■ **Data entries**
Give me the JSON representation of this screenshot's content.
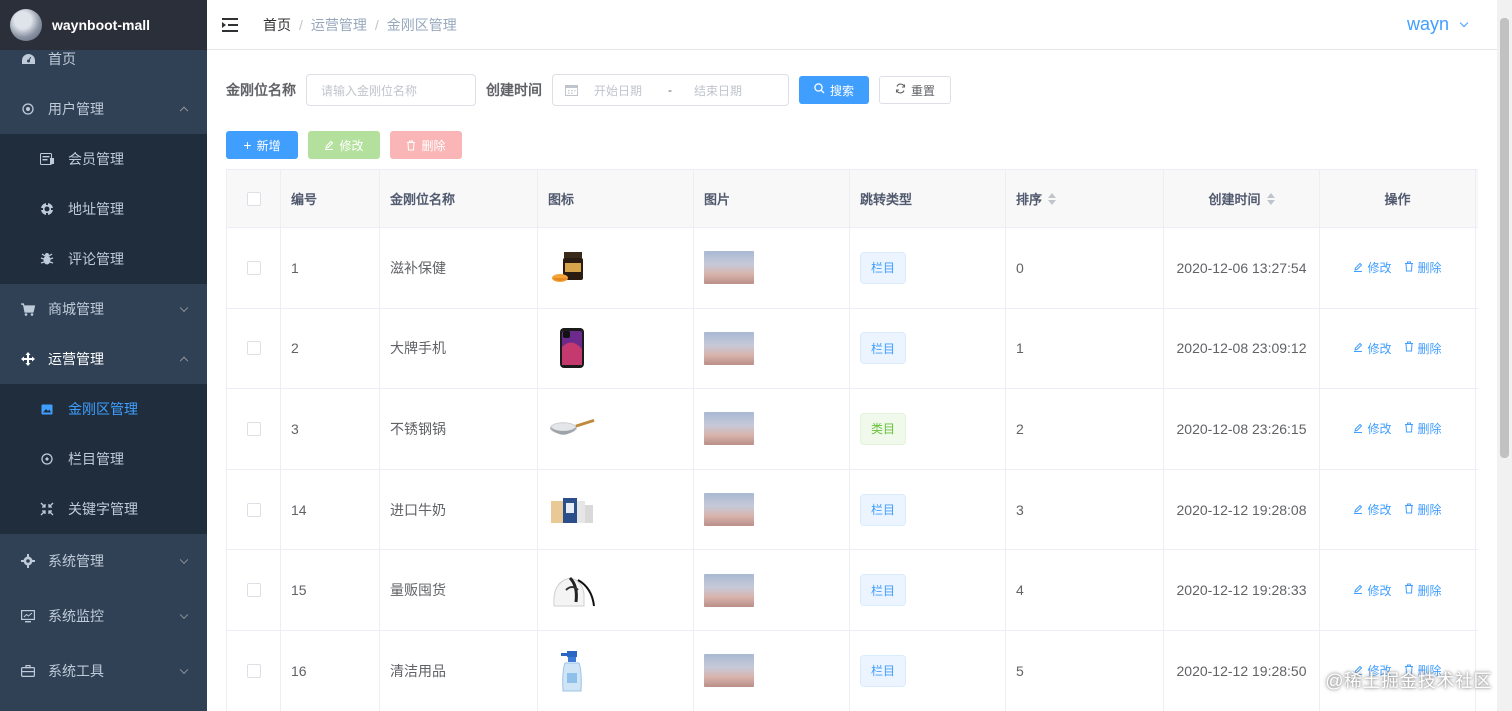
{
  "app": {
    "title": "waynboot-mall"
  },
  "header": {
    "breadcrumb": [
      "首页",
      "运营管理",
      "金刚区管理"
    ],
    "separator": "/",
    "user": "wayn"
  },
  "sidebar": {
    "items": [
      {
        "label": "首页",
        "icon": "dashboard-icon"
      },
      {
        "label": "用户管理",
        "icon": "user-icon",
        "expanded": true,
        "children": [
          {
            "label": "会员管理",
            "icon": "member-icon"
          },
          {
            "label": "地址管理",
            "icon": "address-icon"
          },
          {
            "label": "评论管理",
            "icon": "bug-icon"
          }
        ]
      },
      {
        "label": "商城管理",
        "icon": "cart-icon",
        "expanded": false
      },
      {
        "label": "运营管理",
        "icon": "move-icon",
        "expanded": true,
        "children": [
          {
            "label": "金刚区管理",
            "icon": "image-icon",
            "active": true
          },
          {
            "label": "栏目管理",
            "icon": "column-icon"
          },
          {
            "label": "关键字管理",
            "icon": "shrink-icon"
          }
        ]
      },
      {
        "label": "系统管理",
        "icon": "gear-icon",
        "expanded": false
      },
      {
        "label": "系统监控",
        "icon": "monitor-icon",
        "expanded": false
      },
      {
        "label": "系统工具",
        "icon": "tool-icon",
        "expanded": false
      }
    ]
  },
  "search": {
    "name_label": "金刚位名称",
    "name_placeholder": "请输入金刚位名称",
    "time_label": "创建时间",
    "start_placeholder": "开始日期",
    "range_sep": "-",
    "end_placeholder": "结束日期",
    "search_btn": "搜索",
    "reset_btn": "重置"
  },
  "toolbar": {
    "add": "新增",
    "edit": "修改",
    "delete": "删除"
  },
  "table": {
    "headers": [
      "编号",
      "金刚位名称",
      "图标",
      "图片",
      "跳转类型",
      "排序",
      "创建时间",
      "操作"
    ],
    "row_actions": {
      "edit": "修改",
      "delete": "删除"
    },
    "rows": [
      {
        "id": "1",
        "name": "滋补保健",
        "icon": "honey-jar-icon",
        "type": "栏目",
        "type_color": "blue",
        "sort": "0",
        "created": "2020-12-06 13:27:54"
      },
      {
        "id": "2",
        "name": "大牌手机",
        "icon": "phone-icon",
        "type": "栏目",
        "type_color": "blue",
        "sort": "1",
        "created": "2020-12-08 23:09:12"
      },
      {
        "id": "3",
        "name": "不锈钢锅",
        "icon": "pan-icon",
        "type": "类目",
        "type_color": "green",
        "sort": "2",
        "created": "2020-12-08 23:26:15"
      },
      {
        "id": "14",
        "name": "进口牛奶",
        "icon": "milk-box-icon",
        "type": "栏目",
        "type_color": "blue",
        "sort": "3",
        "created": "2020-12-12 19:28:08"
      },
      {
        "id": "15",
        "name": "量贩囤货",
        "icon": "bag-icon",
        "type": "栏目",
        "type_color": "blue",
        "sort": "4",
        "created": "2020-12-12 19:28:33"
      },
      {
        "id": "16",
        "name": "清洁用品",
        "icon": "spray-bottle-icon",
        "type": "栏目",
        "type_color": "blue",
        "sort": "5",
        "created": "2020-12-12 19:28:50"
      }
    ]
  },
  "watermark": "@稀土掘金技术社区"
}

■ **What the task requires**
Write out each entry exactly as given, omitting any picture.

■ **Finished exercise**
Give me the JSON representation of this screenshot's content.
{
  "app": {
    "title": "waynboot-mall"
  },
  "header": {
    "breadcrumb": [
      "首页",
      "运营管理",
      "金刚区管理"
    ],
    "separator": "/",
    "user": "wayn"
  },
  "sidebar": {
    "items": [
      {
        "label": "首页",
        "icon": "dashboard-icon"
      },
      {
        "label": "用户管理",
        "icon": "user-icon",
        "expanded": true,
        "children": [
          {
            "label": "会员管理",
            "icon": "member-icon"
          },
          {
            "label": "地址管理",
            "icon": "address-icon"
          },
          {
            "label": "评论管理",
            "icon": "bug-icon"
          }
        ]
      },
      {
        "label": "商城管理",
        "icon": "cart-icon",
        "expanded": false
      },
      {
        "label": "运营管理",
        "icon": "move-icon",
        "expanded": true,
        "children": [
          {
            "label": "金刚区管理",
            "icon": "image-icon",
            "active": true
          },
          {
            "label": "栏目管理",
            "icon": "column-icon"
          },
          {
            "label": "关键字管理",
            "icon": "shrink-icon"
          }
        ]
      },
      {
        "label": "系统管理",
        "icon": "gear-icon",
        "expanded": false
      },
      {
        "label": "系统监控",
        "icon": "monitor-icon",
        "expanded": false
      },
      {
        "label": "系统工具",
        "icon": "tool-icon",
        "expanded": false
      }
    ]
  },
  "search": {
    "name_label": "金刚位名称",
    "name_placeholder": "请输入金刚位名称",
    "time_label": "创建时间",
    "start_placeholder": "开始日期",
    "range_sep": "-",
    "end_placeholder": "结束日期",
    "search_btn": "搜索",
    "reset_btn": "重置"
  },
  "toolbar": {
    "add": "新增",
    "edit": "修改",
    "delete": "删除"
  },
  "table": {
    "headers": [
      "编号",
      "金刚位名称",
      "图标",
      "图片",
      "跳转类型",
      "排序",
      "创建时间",
      "操作"
    ],
    "row_actions": {
      "edit": "修改",
      "delete": "删除"
    },
    "rows": [
      {
        "id": "1",
        "name": "滋补保健",
        "icon": "honey-jar-icon",
        "type": "栏目",
        "type_color": "blue",
        "sort": "0",
        "created": "2020-12-06 13:27:54"
      },
      {
        "id": "2",
        "name": "大牌手机",
        "icon": "phone-icon",
        "type": "栏目",
        "type_color": "blue",
        "sort": "1",
        "created": "2020-12-08 23:09:12"
      },
      {
        "id": "3",
        "name": "不锈钢锅",
        "icon": "pan-icon",
        "type": "类目",
        "type_color": "green",
        "sort": "2",
        "created": "2020-12-08 23:26:15"
      },
      {
        "id": "14",
        "name": "进口牛奶",
        "icon": "milk-box-icon",
        "type": "栏目",
        "type_color": "blue",
        "sort": "3",
        "created": "2020-12-12 19:28:08"
      },
      {
        "id": "15",
        "name": "量贩囤货",
        "icon": "bag-icon",
        "type": "栏目",
        "type_color": "blue",
        "sort": "4",
        "created": "2020-12-12 19:28:33"
      },
      {
        "id": "16",
        "name": "清洁用品",
        "icon": "spray-bottle-icon",
        "type": "栏目",
        "type_color": "blue",
        "sort": "5",
        "created": "2020-12-12 19:28:50"
      }
    ]
  },
  "watermark": "@稀土掘金技术社区"
}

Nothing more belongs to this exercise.